THE PROBLEM: Check every line below for the string "Johannesg", and copy the lines that contain it.

Stored items from a collection:
——

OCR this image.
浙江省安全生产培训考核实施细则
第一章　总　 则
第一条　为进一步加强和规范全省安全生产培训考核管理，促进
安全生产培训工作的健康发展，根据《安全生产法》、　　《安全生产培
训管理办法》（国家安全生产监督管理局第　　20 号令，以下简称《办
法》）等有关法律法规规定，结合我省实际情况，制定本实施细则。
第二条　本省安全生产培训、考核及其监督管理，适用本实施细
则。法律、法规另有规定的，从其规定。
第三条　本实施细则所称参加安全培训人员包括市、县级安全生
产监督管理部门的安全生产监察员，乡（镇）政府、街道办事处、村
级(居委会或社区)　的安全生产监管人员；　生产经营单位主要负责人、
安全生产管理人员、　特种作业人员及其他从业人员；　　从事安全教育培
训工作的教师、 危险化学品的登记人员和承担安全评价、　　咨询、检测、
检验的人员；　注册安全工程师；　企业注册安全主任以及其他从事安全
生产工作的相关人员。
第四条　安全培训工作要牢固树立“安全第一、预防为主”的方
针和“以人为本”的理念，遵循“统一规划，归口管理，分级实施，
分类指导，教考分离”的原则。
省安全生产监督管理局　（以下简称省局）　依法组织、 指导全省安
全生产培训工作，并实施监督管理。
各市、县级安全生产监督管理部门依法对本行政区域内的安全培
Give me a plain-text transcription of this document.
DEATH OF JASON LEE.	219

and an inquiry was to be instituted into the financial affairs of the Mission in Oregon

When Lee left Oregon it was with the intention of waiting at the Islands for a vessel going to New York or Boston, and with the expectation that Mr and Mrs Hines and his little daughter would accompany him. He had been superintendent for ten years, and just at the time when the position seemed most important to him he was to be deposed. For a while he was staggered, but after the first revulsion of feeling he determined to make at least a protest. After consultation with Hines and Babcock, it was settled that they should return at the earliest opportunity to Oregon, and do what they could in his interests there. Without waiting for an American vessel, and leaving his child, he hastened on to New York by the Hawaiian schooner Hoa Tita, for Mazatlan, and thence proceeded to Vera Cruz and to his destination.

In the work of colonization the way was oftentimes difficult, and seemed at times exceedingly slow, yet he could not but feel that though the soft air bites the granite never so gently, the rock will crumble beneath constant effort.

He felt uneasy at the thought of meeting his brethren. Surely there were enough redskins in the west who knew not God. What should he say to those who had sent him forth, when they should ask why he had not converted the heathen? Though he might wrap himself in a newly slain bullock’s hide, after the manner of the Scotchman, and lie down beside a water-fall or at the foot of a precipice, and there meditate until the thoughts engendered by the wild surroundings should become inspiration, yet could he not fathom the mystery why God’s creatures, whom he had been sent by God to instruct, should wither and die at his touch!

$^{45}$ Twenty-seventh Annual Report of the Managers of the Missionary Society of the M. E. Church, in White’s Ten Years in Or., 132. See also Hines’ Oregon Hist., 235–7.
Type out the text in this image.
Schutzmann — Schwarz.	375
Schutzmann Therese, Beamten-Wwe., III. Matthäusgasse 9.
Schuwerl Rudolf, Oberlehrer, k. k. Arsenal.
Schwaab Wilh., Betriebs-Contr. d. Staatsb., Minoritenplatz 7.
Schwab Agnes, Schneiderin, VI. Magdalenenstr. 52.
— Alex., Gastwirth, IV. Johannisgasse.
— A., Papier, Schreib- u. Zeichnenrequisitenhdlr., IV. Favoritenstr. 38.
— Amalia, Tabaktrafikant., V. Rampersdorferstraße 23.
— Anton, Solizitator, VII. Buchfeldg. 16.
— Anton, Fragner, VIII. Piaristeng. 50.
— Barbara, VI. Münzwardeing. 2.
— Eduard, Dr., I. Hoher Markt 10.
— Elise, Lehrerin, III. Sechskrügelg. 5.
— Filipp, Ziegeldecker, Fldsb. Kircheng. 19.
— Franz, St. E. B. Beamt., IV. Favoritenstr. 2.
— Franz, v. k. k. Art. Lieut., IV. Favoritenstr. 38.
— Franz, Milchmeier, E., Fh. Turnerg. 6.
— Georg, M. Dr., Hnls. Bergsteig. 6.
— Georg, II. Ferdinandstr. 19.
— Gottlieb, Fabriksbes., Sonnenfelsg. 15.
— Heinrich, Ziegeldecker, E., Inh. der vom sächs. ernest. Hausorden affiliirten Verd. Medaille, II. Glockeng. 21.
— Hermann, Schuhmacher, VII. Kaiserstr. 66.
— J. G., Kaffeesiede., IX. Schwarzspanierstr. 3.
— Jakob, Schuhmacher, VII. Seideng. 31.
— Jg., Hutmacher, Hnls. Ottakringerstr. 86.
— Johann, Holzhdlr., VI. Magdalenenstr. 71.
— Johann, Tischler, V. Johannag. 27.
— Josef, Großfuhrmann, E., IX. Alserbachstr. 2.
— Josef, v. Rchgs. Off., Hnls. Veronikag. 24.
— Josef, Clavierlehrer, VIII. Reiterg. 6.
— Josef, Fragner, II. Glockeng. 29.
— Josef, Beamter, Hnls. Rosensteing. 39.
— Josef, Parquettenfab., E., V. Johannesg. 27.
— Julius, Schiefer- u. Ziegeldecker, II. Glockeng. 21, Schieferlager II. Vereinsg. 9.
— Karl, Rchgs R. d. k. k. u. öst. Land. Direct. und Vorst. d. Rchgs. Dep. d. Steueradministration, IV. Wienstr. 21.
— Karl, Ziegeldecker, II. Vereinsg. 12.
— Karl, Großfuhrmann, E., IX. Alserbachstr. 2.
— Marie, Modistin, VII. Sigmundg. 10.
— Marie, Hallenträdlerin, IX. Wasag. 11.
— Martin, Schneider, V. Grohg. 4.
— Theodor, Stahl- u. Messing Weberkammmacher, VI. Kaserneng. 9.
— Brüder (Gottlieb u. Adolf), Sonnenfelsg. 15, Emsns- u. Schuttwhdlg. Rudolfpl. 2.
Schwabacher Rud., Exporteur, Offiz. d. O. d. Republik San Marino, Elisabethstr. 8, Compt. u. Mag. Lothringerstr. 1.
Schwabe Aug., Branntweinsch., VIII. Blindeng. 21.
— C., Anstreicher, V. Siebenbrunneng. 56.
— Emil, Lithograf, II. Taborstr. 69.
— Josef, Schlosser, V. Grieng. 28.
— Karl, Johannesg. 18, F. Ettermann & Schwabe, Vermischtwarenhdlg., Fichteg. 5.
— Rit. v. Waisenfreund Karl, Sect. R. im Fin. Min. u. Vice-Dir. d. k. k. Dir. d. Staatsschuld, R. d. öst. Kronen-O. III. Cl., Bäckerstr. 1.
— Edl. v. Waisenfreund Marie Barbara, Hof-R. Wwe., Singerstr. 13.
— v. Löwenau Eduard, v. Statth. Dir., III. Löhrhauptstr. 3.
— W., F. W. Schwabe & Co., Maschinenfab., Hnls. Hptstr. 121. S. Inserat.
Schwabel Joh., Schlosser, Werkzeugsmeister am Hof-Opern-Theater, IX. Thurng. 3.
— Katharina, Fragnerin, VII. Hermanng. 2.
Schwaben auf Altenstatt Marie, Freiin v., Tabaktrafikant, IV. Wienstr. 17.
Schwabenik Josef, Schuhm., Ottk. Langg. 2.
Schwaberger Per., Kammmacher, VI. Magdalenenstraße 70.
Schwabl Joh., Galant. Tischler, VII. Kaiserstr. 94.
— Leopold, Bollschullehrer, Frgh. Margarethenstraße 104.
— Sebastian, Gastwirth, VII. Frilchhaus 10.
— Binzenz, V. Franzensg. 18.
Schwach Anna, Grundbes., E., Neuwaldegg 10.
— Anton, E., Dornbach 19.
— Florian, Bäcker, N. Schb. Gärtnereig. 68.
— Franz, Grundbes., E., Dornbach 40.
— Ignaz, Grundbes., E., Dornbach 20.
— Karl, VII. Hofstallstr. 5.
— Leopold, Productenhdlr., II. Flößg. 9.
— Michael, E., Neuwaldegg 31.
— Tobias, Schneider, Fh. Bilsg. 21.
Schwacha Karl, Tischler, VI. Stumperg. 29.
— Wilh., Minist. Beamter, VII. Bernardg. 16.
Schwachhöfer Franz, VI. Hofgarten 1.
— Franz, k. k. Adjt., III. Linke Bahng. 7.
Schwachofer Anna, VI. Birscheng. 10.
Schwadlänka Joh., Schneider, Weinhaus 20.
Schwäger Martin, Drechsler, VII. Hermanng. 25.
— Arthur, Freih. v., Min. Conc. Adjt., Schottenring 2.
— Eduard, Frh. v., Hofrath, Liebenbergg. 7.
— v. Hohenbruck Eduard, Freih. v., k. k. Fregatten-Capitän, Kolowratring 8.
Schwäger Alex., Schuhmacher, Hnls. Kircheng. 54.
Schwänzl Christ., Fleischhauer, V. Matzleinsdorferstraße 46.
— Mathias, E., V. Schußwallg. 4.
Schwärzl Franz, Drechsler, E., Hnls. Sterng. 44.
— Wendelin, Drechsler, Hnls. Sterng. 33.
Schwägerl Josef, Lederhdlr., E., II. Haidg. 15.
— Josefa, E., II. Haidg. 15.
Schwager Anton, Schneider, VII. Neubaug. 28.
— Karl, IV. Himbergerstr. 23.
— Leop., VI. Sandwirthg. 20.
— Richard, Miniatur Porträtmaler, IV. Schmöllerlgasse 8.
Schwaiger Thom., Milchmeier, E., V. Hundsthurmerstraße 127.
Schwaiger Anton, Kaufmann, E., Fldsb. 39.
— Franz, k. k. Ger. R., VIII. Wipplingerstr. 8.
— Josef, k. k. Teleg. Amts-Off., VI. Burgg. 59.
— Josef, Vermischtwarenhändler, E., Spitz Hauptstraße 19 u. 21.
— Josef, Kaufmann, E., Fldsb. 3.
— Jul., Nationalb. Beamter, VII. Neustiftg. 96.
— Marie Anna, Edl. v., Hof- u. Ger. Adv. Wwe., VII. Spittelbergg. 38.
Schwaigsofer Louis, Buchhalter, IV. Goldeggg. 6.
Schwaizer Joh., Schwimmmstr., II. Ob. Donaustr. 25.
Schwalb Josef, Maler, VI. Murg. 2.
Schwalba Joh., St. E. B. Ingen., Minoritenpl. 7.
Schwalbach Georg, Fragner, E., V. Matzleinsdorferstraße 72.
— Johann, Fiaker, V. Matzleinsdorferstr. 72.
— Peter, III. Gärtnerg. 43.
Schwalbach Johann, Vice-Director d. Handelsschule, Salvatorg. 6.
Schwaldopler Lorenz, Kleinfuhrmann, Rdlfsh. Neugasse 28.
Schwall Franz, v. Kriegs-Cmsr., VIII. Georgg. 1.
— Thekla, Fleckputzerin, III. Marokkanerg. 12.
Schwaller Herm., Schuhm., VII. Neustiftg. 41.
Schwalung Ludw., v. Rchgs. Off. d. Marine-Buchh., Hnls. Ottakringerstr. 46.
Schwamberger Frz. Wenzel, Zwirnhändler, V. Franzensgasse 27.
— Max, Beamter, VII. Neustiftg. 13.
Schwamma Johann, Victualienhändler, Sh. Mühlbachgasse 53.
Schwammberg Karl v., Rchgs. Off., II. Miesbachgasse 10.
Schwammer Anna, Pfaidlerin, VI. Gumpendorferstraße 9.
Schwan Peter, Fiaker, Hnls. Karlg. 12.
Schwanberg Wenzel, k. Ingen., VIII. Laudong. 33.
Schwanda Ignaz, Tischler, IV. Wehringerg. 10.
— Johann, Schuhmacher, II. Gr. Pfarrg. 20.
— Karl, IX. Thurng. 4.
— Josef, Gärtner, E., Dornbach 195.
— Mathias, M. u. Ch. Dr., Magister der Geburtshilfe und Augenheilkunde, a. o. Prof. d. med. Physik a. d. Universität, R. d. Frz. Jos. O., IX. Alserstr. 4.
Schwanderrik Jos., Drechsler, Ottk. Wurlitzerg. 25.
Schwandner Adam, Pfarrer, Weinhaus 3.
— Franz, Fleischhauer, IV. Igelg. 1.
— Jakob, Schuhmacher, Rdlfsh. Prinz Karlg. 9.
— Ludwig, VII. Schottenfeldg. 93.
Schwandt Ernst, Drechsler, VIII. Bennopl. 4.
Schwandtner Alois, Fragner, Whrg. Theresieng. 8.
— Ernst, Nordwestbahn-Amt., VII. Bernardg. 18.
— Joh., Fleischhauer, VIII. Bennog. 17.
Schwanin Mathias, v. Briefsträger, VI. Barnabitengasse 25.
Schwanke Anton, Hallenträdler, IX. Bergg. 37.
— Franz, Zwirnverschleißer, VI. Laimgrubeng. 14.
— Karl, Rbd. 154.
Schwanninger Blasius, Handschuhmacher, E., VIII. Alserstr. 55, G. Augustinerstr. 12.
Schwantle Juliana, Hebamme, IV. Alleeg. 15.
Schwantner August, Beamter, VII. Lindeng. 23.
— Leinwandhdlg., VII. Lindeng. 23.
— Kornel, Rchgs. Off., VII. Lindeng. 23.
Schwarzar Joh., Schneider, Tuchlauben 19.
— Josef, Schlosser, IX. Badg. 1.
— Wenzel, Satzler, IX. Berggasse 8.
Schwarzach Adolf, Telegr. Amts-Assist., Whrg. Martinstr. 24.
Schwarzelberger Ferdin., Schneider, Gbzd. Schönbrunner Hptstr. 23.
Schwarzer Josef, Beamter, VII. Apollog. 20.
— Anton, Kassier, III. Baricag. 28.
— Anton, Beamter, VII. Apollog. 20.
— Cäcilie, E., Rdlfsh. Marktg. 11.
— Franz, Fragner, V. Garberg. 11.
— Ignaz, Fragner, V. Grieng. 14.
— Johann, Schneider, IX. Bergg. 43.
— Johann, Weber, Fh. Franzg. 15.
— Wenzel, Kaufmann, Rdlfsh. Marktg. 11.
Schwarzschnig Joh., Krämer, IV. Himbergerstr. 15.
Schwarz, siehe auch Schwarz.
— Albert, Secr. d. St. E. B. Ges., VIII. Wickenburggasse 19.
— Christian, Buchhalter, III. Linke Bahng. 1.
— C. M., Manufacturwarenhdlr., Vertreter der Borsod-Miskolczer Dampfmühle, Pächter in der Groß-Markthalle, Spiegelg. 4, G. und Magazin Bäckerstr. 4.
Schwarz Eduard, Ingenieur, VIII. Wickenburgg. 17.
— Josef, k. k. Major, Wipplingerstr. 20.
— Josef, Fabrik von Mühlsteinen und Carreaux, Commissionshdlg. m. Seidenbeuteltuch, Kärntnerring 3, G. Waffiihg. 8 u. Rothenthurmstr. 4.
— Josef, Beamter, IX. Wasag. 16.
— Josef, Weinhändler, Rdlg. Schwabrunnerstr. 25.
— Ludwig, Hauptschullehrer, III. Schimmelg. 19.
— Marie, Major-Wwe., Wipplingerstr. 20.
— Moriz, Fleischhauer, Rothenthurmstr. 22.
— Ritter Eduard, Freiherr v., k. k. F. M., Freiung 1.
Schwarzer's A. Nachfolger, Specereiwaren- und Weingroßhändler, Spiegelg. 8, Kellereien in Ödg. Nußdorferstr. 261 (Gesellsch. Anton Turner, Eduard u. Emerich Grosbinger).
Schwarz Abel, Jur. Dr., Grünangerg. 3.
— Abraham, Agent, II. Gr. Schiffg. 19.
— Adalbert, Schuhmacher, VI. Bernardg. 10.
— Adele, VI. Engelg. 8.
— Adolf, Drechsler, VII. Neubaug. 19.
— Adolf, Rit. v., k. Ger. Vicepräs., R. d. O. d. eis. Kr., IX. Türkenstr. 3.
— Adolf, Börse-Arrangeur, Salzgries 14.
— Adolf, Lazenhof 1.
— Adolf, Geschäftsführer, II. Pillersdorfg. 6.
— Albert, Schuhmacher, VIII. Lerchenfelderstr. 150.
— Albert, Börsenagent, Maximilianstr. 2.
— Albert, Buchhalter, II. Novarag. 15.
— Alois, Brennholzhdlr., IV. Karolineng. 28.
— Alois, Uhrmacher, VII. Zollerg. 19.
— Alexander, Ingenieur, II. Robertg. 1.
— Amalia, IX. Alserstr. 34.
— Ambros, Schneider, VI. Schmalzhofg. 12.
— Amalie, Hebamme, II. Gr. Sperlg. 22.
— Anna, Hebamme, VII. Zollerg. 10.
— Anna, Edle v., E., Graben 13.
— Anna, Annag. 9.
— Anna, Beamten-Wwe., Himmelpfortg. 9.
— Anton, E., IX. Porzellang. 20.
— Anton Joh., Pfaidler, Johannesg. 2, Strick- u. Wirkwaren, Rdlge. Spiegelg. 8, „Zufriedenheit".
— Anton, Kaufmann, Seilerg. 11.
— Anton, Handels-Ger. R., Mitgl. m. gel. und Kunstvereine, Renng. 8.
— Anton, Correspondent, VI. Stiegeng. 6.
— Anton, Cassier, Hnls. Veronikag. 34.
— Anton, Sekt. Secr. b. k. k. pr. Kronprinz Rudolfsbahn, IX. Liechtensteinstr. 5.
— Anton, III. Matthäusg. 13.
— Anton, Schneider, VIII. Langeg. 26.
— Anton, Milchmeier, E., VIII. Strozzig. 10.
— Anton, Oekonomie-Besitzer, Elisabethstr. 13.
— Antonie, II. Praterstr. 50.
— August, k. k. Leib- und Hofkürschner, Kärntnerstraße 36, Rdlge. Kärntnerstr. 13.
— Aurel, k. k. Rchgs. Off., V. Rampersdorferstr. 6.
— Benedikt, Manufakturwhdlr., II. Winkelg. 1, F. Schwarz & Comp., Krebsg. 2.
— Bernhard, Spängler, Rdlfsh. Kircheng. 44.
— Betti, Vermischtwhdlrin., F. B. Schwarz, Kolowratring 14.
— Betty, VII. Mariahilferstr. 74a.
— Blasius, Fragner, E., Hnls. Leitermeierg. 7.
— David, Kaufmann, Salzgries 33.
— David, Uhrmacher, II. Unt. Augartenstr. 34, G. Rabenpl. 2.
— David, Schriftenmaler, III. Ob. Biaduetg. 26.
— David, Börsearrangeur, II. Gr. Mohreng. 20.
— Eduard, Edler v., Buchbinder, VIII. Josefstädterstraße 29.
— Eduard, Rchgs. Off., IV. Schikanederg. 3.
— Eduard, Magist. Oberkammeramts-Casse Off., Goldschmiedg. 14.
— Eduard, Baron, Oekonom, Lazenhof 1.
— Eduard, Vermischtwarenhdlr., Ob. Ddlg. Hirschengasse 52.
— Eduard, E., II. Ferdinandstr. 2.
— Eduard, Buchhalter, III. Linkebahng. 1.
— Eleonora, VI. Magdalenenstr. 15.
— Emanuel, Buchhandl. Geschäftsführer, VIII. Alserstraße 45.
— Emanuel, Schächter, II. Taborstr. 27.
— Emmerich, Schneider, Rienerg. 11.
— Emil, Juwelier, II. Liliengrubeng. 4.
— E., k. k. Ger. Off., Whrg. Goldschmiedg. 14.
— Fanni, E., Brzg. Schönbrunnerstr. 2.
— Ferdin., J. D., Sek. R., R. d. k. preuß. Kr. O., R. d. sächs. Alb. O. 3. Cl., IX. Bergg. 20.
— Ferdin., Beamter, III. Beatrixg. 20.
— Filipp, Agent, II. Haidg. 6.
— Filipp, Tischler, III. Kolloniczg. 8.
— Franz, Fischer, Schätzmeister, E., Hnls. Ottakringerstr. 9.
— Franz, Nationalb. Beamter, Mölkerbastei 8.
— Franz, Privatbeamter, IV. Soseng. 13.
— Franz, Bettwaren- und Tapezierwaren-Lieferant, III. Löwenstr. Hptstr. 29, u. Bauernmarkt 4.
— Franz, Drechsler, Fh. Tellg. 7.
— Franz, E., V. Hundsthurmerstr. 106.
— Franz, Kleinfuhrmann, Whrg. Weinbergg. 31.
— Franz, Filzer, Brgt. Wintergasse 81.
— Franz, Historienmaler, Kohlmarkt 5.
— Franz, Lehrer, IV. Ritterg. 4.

——

COMPLETED EXERCISE:
— Josef, Parquettenfab., E., V. Johannesg. 27.
— Karl, Johannesg. 18, F. Ettermann & Schwabe, Vermischtwarenhdlg., Fichteg. 5.
— Anton Joh., Pfaidler, Johannesg. 2, Strick- u. Wirkwaren, Rdlge. Spiegelg. 8, „Zufriedenheit".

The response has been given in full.